| EXERCISE MATERIAL |
════════════════

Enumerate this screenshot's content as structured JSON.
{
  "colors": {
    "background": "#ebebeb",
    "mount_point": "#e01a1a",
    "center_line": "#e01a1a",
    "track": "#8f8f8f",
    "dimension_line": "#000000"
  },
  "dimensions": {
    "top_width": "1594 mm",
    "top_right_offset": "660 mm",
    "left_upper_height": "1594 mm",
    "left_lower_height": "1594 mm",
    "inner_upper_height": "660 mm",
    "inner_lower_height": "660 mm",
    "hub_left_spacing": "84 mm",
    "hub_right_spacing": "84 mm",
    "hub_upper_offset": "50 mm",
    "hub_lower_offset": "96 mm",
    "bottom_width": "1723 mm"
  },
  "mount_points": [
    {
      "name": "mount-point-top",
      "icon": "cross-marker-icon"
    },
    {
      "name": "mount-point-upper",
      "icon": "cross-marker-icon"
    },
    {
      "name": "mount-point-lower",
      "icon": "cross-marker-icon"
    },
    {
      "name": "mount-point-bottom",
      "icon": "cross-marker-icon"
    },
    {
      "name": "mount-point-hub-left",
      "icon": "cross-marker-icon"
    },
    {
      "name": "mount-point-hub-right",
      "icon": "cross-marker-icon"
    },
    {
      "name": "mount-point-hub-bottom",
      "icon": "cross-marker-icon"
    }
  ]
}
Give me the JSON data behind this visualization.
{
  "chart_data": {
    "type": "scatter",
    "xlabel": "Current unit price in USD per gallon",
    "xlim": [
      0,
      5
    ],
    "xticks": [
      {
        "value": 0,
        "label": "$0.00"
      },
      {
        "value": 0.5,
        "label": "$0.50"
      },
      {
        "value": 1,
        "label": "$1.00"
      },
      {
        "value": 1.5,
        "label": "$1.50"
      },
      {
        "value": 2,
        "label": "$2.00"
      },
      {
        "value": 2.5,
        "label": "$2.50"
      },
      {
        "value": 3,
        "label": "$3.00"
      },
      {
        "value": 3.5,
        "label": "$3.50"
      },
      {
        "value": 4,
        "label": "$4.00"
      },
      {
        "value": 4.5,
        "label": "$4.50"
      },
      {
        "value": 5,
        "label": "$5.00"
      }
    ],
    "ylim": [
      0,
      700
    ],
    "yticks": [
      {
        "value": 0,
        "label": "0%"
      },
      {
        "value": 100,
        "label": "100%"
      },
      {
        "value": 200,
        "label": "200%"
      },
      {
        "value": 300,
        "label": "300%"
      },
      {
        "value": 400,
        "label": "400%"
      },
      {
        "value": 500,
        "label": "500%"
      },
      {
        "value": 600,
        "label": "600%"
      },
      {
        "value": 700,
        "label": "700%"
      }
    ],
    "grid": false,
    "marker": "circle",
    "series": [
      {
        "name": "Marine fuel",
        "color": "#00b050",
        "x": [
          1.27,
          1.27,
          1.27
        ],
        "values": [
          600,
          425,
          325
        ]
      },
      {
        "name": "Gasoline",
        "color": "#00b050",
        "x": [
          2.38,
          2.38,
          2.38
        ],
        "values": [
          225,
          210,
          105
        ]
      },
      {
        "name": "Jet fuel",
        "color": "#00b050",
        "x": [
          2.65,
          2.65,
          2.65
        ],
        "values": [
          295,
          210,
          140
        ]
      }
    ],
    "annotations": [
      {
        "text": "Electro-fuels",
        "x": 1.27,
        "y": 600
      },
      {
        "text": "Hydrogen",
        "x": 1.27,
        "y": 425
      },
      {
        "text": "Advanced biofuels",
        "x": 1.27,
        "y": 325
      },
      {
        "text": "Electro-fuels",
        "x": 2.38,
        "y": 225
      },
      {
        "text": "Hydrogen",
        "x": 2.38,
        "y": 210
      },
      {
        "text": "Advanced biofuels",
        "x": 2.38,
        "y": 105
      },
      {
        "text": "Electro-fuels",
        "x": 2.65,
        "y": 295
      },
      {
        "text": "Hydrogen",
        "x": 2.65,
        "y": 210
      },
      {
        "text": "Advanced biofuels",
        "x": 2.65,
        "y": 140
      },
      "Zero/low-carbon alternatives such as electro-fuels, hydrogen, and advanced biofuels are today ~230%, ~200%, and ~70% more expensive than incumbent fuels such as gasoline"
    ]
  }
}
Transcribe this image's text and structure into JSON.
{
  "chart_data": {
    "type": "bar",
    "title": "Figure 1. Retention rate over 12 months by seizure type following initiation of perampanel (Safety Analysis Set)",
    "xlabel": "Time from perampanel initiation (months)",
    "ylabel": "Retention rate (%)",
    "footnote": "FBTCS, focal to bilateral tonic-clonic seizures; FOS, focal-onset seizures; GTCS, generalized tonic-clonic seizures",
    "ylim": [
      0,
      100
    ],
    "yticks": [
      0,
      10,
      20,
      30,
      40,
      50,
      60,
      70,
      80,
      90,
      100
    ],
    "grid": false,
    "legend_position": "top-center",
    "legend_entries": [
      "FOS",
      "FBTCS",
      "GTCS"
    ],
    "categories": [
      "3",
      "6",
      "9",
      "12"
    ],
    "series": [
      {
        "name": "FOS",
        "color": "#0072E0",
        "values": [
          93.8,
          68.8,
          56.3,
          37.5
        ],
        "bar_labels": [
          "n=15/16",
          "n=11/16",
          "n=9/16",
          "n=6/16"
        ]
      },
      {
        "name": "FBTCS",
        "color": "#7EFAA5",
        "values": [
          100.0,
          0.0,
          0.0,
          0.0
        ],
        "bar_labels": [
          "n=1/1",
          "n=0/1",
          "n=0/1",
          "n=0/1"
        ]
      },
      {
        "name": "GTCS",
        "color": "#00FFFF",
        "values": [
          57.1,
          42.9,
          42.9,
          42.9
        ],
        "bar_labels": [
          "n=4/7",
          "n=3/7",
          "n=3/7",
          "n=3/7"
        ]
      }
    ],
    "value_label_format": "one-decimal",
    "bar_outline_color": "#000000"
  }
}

════════════════

| JOB |
Extract each line holding the string "initiation".

| OUTPUT FOR THIS EXERCISE |
    "title": "Figure 1. Retention rate over 12 months by seizure type following initiation of perampanel (Safety Analysis Set)",
    "xlabel": "Time from perampanel initiation (months)",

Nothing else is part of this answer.